• Material for the task
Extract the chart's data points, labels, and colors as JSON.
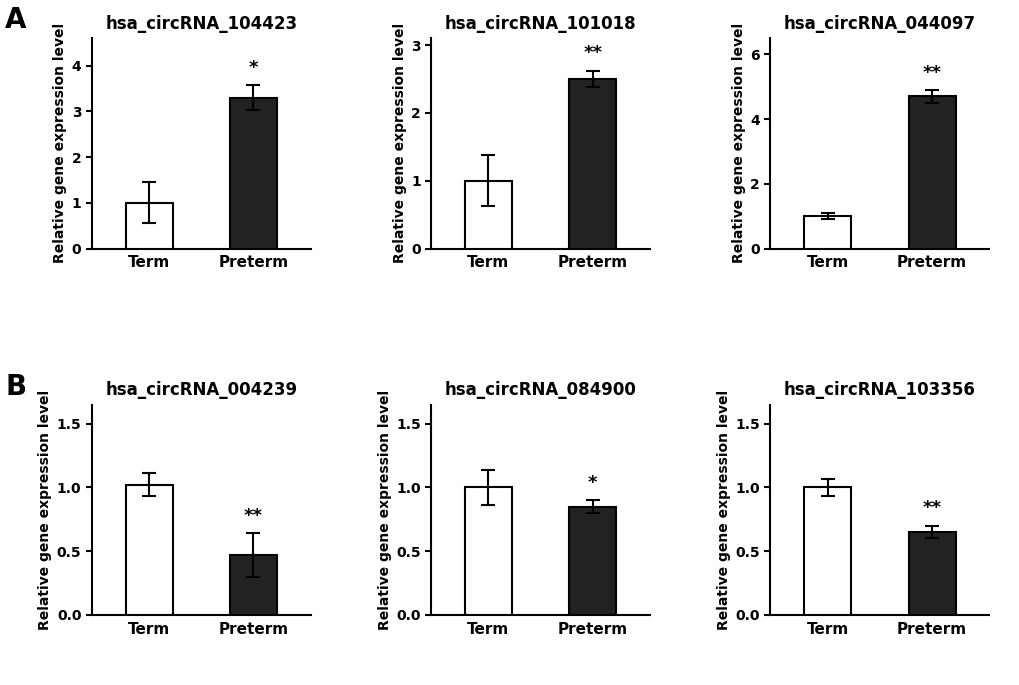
{
  "panels": [
    {
      "title": "hsa_circRNA_104423",
      "categories": [
        "Term",
        "Preterm"
      ],
      "values": [
        1.0,
        3.3
      ],
      "errors": [
        0.45,
        0.27
      ],
      "colors": [
        "white",
        "#222222"
      ],
      "ylim": [
        0,
        4.6
      ],
      "yticks": [
        0,
        1,
        2,
        3,
        4
      ],
      "ytick_labels": [
        "0",
        "1",
        "2",
        "3",
        "4"
      ],
      "significance": "*",
      "sig_on": 1,
      "row": 0,
      "col": 0
    },
    {
      "title": "hsa_circRNA_101018",
      "categories": [
        "Term",
        "Preterm"
      ],
      "values": [
        1.0,
        2.5
      ],
      "errors": [
        0.38,
        0.12
      ],
      "colors": [
        "white",
        "#222222"
      ],
      "ylim": [
        0,
        3.1
      ],
      "yticks": [
        0,
        1,
        2,
        3
      ],
      "ytick_labels": [
        "0",
        "1",
        "2",
        "3"
      ],
      "significance": "**",
      "sig_on": 1,
      "row": 0,
      "col": 1
    },
    {
      "title": "hsa_circRNA_044097",
      "categories": [
        "Term",
        "Preterm"
      ],
      "values": [
        1.0,
        4.7
      ],
      "errors": [
        0.09,
        0.2
      ],
      "colors": [
        "white",
        "#222222"
      ],
      "ylim": [
        0,
        6.5
      ],
      "yticks": [
        0,
        2,
        4,
        6
      ],
      "ytick_labels": [
        "0",
        "2",
        "4",
        "6"
      ],
      "significance": "**",
      "sig_on": 1,
      "row": 0,
      "col": 2
    },
    {
      "title": "hsa_circRNA_004239",
      "categories": [
        "Term",
        "Preterm"
      ],
      "values": [
        1.02,
        0.47
      ],
      "errors": [
        0.09,
        0.17
      ],
      "colors": [
        "white",
        "#222222"
      ],
      "ylim": [
        0,
        1.65
      ],
      "yticks": [
        0.0,
        0.5,
        1.0,
        1.5
      ],
      "ytick_labels": [
        "0.0",
        "0.5",
        "1.0",
        "1.5"
      ],
      "significance": "**",
      "sig_on": 1,
      "row": 1,
      "col": 0
    },
    {
      "title": "hsa_circRNA_084900",
      "categories": [
        "Term",
        "Preterm"
      ],
      "values": [
        1.0,
        0.85
      ],
      "errors": [
        0.14,
        0.05
      ],
      "colors": [
        "white",
        "#222222"
      ],
      "ylim": [
        0,
        1.65
      ],
      "yticks": [
        0.0,
        0.5,
        1.0,
        1.5
      ],
      "ytick_labels": [
        "0.0",
        "0.5",
        "1.0",
        "1.5"
      ],
      "significance": "*",
      "sig_on": 1,
      "row": 1,
      "col": 1
    },
    {
      "title": "hsa_circRNA_103356",
      "categories": [
        "Term",
        "Preterm"
      ],
      "values": [
        1.0,
        0.65
      ],
      "errors": [
        0.07,
        0.05
      ],
      "colors": [
        "white",
        "#222222"
      ],
      "ylim": [
        0,
        1.65
      ],
      "yticks": [
        0.0,
        0.5,
        1.0,
        1.5
      ],
      "ytick_labels": [
        "0.0",
        "0.5",
        "1.0",
        "1.5"
      ],
      "significance": "**",
      "sig_on": 1,
      "row": 1,
      "col": 2
    }
  ],
  "ylabel": "Relative gene expression level",
  "bar_width": 0.45,
  "background_color": "#ffffff",
  "edge_color": "#000000",
  "label_A": "A",
  "label_B": "B",
  "label_fontsize": 20,
  "title_fontsize": 12,
  "ylabel_fontsize": 10,
  "xtick_fontsize": 11,
  "ytick_fontsize": 10,
  "sig_fontsize": 13
}
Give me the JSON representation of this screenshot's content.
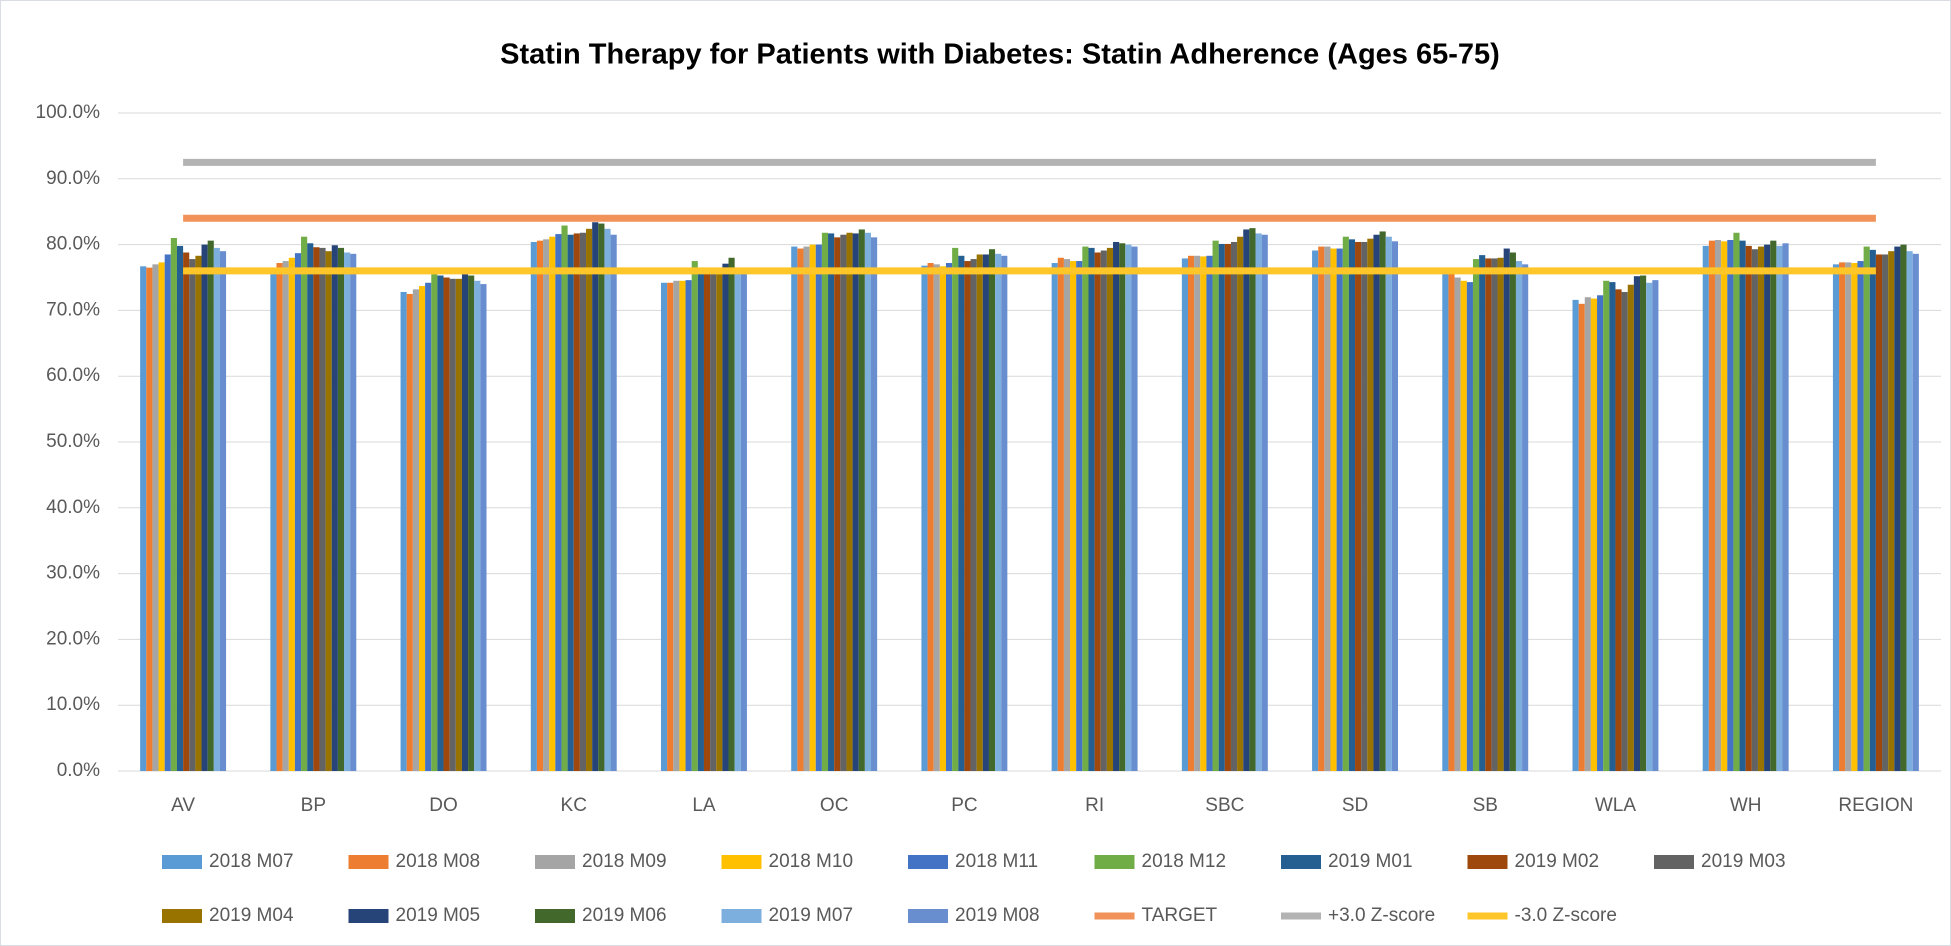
{
  "chart_data": {
    "type": "bar",
    "title": "Statin Therapy for Patients with Diabetes: Statin Adherence (Ages 65-75)",
    "categories": [
      "AV",
      "BP",
      "DO",
      "KC",
      "LA",
      "OC",
      "PC",
      "RI",
      "SBC",
      "SD",
      "SB",
      "WLA",
      "WH",
      "REGION"
    ],
    "ylim": [
      0,
      100
    ],
    "yticks": [
      {
        "value": 0,
        "label": "0.0%"
      },
      {
        "value": 10,
        "label": "10.0%"
      },
      {
        "value": 20,
        "label": "20.0%"
      },
      {
        "value": 30,
        "label": "30.0%"
      },
      {
        "value": 40,
        "label": "40.0%"
      },
      {
        "value": 50,
        "label": "50.0%"
      },
      {
        "value": 60,
        "label": "60.0%"
      },
      {
        "value": 70,
        "label": "70.0%"
      },
      {
        "value": 80,
        "label": "80.0%"
      },
      {
        "value": 90,
        "label": "90.0%"
      },
      {
        "value": 100,
        "label": "100.0%"
      }
    ],
    "grid": true,
    "legend": "bottom",
    "series": [
      {
        "name": "2018 M07",
        "color": "#5b9bd5",
        "values": [
          76.7,
          76.5,
          72.8,
          80.4,
          74.2,
          79.7,
          76.8,
          77.2,
          77.9,
          79.1,
          76.0,
          71.6,
          79.8,
          77.0
        ]
      },
      {
        "name": "2018 M08",
        "color": "#ed7d31",
        "values": [
          76.5,
          77.2,
          72.5,
          80.6,
          74.2,
          79.4,
          77.2,
          78.0,
          78.3,
          79.7,
          76.3,
          71.0,
          80.6,
          77.3
        ]
      },
      {
        "name": "2018 M09",
        "color": "#a5a5a5",
        "values": [
          77.0,
          77.5,
          73.2,
          80.8,
          74.5,
          79.7,
          77.0,
          77.8,
          78.3,
          79.7,
          75.0,
          72.0,
          80.7,
          77.3
        ]
      },
      {
        "name": "2018 M10",
        "color": "#ffc000",
        "values": [
          77.3,
          78.0,
          73.7,
          81.2,
          74.5,
          80.0,
          76.7,
          77.5,
          78.2,
          79.4,
          74.5,
          71.8,
          80.5,
          77.2
        ]
      },
      {
        "name": "2018 M11",
        "color": "#4472c4",
        "values": [
          78.5,
          78.7,
          74.2,
          81.6,
          74.6,
          80.0,
          77.2,
          77.5,
          78.3,
          79.4,
          74.3,
          72.3,
          80.7,
          77.5
        ]
      },
      {
        "name": "2018 M12",
        "color": "#70ad47",
        "values": [
          81.0,
          81.2,
          75.5,
          82.9,
          77.5,
          81.8,
          79.5,
          79.7,
          80.6,
          81.2,
          77.8,
          74.5,
          81.8,
          79.7
        ]
      },
      {
        "name": "2019 M01",
        "color": "#255e91",
        "values": [
          79.8,
          80.2,
          75.3,
          81.5,
          76.0,
          81.7,
          78.3,
          79.5,
          80.1,
          80.8,
          78.4,
          74.3,
          80.6,
          79.2
        ]
      },
      {
        "name": "2019 M02",
        "color": "#9e480e",
        "values": [
          78.8,
          79.6,
          75.0,
          81.7,
          76.0,
          81.1,
          77.5,
          78.8,
          80.1,
          80.4,
          77.9,
          73.2,
          79.8,
          78.5
        ]
      },
      {
        "name": "2019 M03",
        "color": "#636363",
        "values": [
          77.8,
          79.5,
          74.8,
          81.8,
          76.0,
          81.5,
          77.8,
          79.1,
          80.4,
          80.4,
          77.9,
          72.8,
          79.3,
          78.5
        ]
      },
      {
        "name": "2019 M04",
        "color": "#997300",
        "values": [
          78.3,
          79.0,
          74.8,
          82.4,
          76.5,
          81.8,
          78.5,
          79.5,
          81.2,
          80.9,
          78.0,
          73.9,
          79.7,
          79.0
        ]
      },
      {
        "name": "2019 M05",
        "color": "#264478",
        "values": [
          80.0,
          79.9,
          75.5,
          83.4,
          77.1,
          81.7,
          78.5,
          80.4,
          82.3,
          81.5,
          79.4,
          75.2,
          80.0,
          79.7
        ]
      },
      {
        "name": "2019 M06",
        "color": "#43682b",
        "values": [
          80.6,
          79.5,
          75.3,
          83.2,
          78.0,
          82.3,
          79.3,
          80.2,
          82.5,
          82.0,
          78.8,
          75.3,
          80.6,
          80.0
        ]
      },
      {
        "name": "2019 M07",
        "color": "#7cafdd",
        "values": [
          79.5,
          78.8,
          74.5,
          82.4,
          76.5,
          81.8,
          78.6,
          80.0,
          81.7,
          81.2,
          77.5,
          74.2,
          79.8,
          79.0
        ]
      },
      {
        "name": "2019 M08",
        "color": "#698ed0",
        "values": [
          79.0,
          78.6,
          74.0,
          81.5,
          76.3,
          81.1,
          78.3,
          79.7,
          81.5,
          80.5,
          77.0,
          74.6,
          80.2,
          78.6
        ]
      }
    ],
    "lines": [
      {
        "name": "TARGET",
        "color": "#f0925a",
        "value": 84
      },
      {
        "name": "+3.0 Z-score",
        "color": "#b3b3b3",
        "value": 92.5
      },
      {
        "name": "-3.0 Z-score",
        "color": "#ffc62a",
        "value": 76
      }
    ]
  }
}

• Exercise objective
Search the entries above for the string "JSON". Copy each line in which it appears.

• Response below
Extract the chart's data points, labels, and colors as JSON.
Give me the JSON representation of this screenshot's content.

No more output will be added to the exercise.